Track down every line below that holds "fried" and copy it.
------ Records provided
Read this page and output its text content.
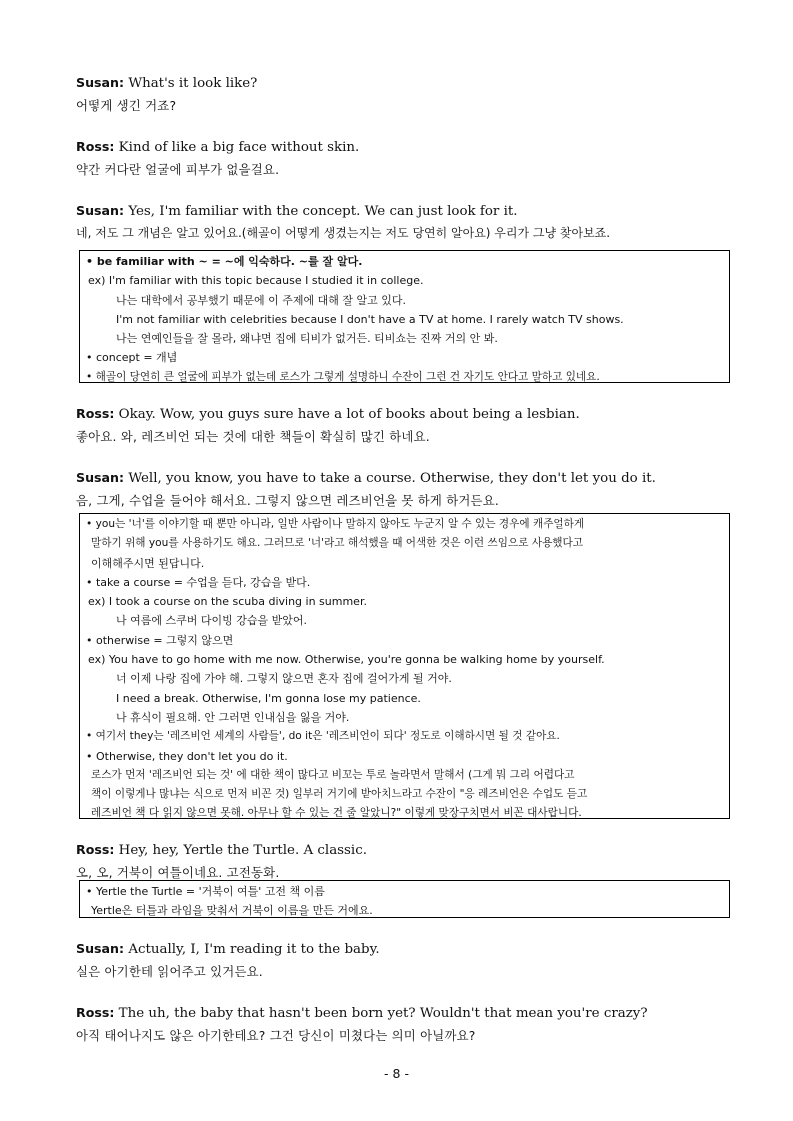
Susan: What's it look like?
어떻게 생긴 거죠?
Ross: Kind of like a big face without skin.
약간 커다란 얼굴에 피부가 없을걸요.
Susan: Yes, I'm familiar with the concept. We can just look for it.
네, 저도 그 개념은 알고 있어요.(해골이 어떻게 생겼는지는 저도 당연히 알아요) 우리가 그냥 찾아보죠.
• be familiar with ~ = ~에 익숙하다. ~를 잘 알다.
ex) I'm familiar with this topic because I studied it in college.
나는 대학에서 공부했기 때문에 이 주제에 대해 잘 알고 있다.
I'm not familiar with celebrities because I don't have a TV at home. I rarely watch TV shows.
나는 연예인들을 잘 몰라, 왜냐면 집에 티비가 없거든. 티비쇼는 진짜 거의 안 봐.
• concept = 개념
• 해골이 당연히 큰 얼굴에 피부가 없는데 로스가 그렇게 설명하니 수잔이 그런 건 자기도 안다고 말하고 있네요.
Ross: Okay. Wow, you guys sure have a lot of books about being a lesbian.
좋아요. 와, 레즈비언 되는 것에 대한 책들이 확실히 많긴 하네요.
Susan: Well, you know, you have to take a course. Otherwise, they don't let you do it.
음, 그게, 수업을 들어야 해서요. 그렇지 않으면 레즈비언을 못 하게 하거든요.
• you는 '너'를 이야기할 때 뿐만 아니라, 일반 사람이나 말하지 않아도 누군지 알 수 있는 경우에 캐주얼하게
말하기 위해 you를 사용하기도 해요. 그러므로 '너'라고 해석했을 때 어색한 것은 이런 쓰임으로 사용했다고
이해해주시면 된답니다.
• take a course = 수업을 듣다, 강습을 받다.
ex) I took a course on the scuba diving in summer.
나 여름에 스쿠버 다이빙 강습을 받았어.
• otherwise = 그렇지 않으면
ex) You have to go home with me now. Otherwise, you're gonna be walking home by yourself.
너 이제 나랑 집에 가야 해. 그렇지 않으면 혼자 집에 걸어가게 될 거야.
I need a break. Otherwise, I'm gonna lose my patience.
나 휴식이 필요해. 안 그러면 인내심을 잃을 거야.
• 여기서 they는 '레즈비언 세계의 사람들', do it은 '레즈비언이 되다' 정도로 이해하시면 될 것 같아요.
• Otherwise, they don't let you do it.
로스가 먼저 '레즈비언 되는 것' 에 대한 책이 많다고 비꼬는 투로 놀라면서 말해서 (그게 뭐 그리 어렵다고
책이 이렇게나 많냐는 식으로 먼저 비꼰 것) 일부러 거기에 받아치느라고 수잔이 "응 레즈비언은 수업도 듣고
레즈비언 책 다 읽지 않으면 못해. 아무나 할 수 있는 건 줄 알았니?" 이렇게 맞장구치면서 비꼰 대사랍니다.
Ross: Hey, hey, Yertle the Turtle. A classic.
오, 오, 거북이 여틀이네요. 고전동화.
• Yertle the Turtle = '거북이 여틀' 고전 책 이름
Yertle은 터틀과 라임을 맞춰서 거북이 이름을 만든 거에요.
Susan: Actually, I, I'm reading it to the baby.
실은 아기한테 읽어주고 있거든요.
Ross: The uh, the baby that hasn't been born yet? Wouldn't that mean you're crazy?
아직 태어나지도 않은 아기한테요? 그건 당신이 미쳤다는 의미 아닐까요?
- 8 -
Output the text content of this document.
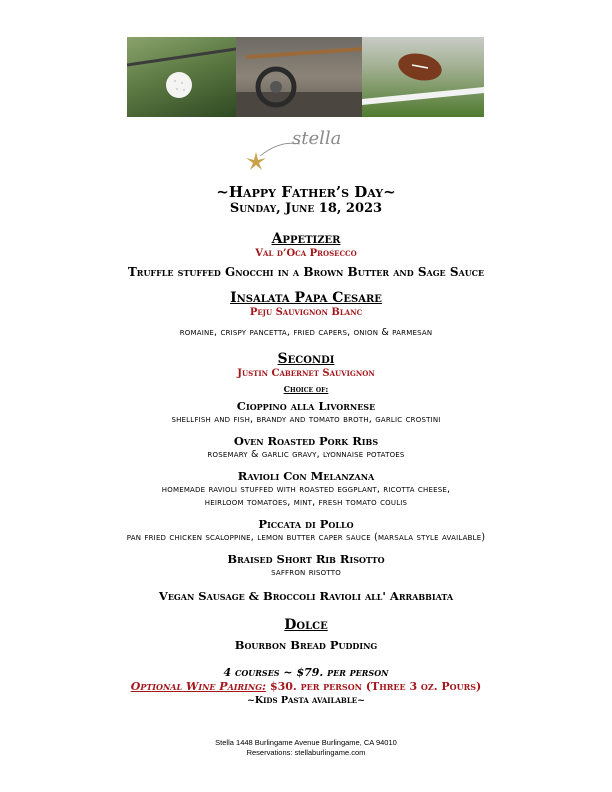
stella
~Happy Father’s Day~
Sunday, June 18, 2023
Appetizer
Val d’Oca Prosecco
Truffle stuffed Gnocchi in a Brown Butter and Sage Sauce
Insalata Papa Cesare
Peju Sauvignon Blanc
romaine, crispy pancetta, fried capers, onion & parmesan
Secondi
Justin Cabernet Sauvignon
Choice of:
Cioppino alla Livornese
shellfish and fish, brandy and tomato broth, garlic crostini
Oven Roasted Pork Ribs
rosemary & garlic gravy, lyonnaise potatoes
Ravioli Con Melanzana
homemade ravioli stuffed with roasted eggplant, ricotta cheese,
heirloom tomatoes, mint, fresh tomato coulis
Piccata di Pollo
pan fried chicken scaloppine, lemon butter caper sauce (marsala style available)
Braised Short Rib Risotto
saffron risotto
Vegan Sausage & Broccoli Ravioli all' Arrabbiata
Dolce
Bourbon Bread Pudding
4 courses ~ $79. per person
Optional Wine Pairing: $30. per person (Three 3 oz. Pours)
~Kids Pasta available~
Stella 1448 Burlingame Avenue Burlingame, CA 94010
Reservations: stellaburlingame.com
------------
▸ **Exercise result**
romaine, crispy pancetta, fried capers, onion & parmesan
pan fried chicken scaloppine, lemon butter caper sauce (marsala style available)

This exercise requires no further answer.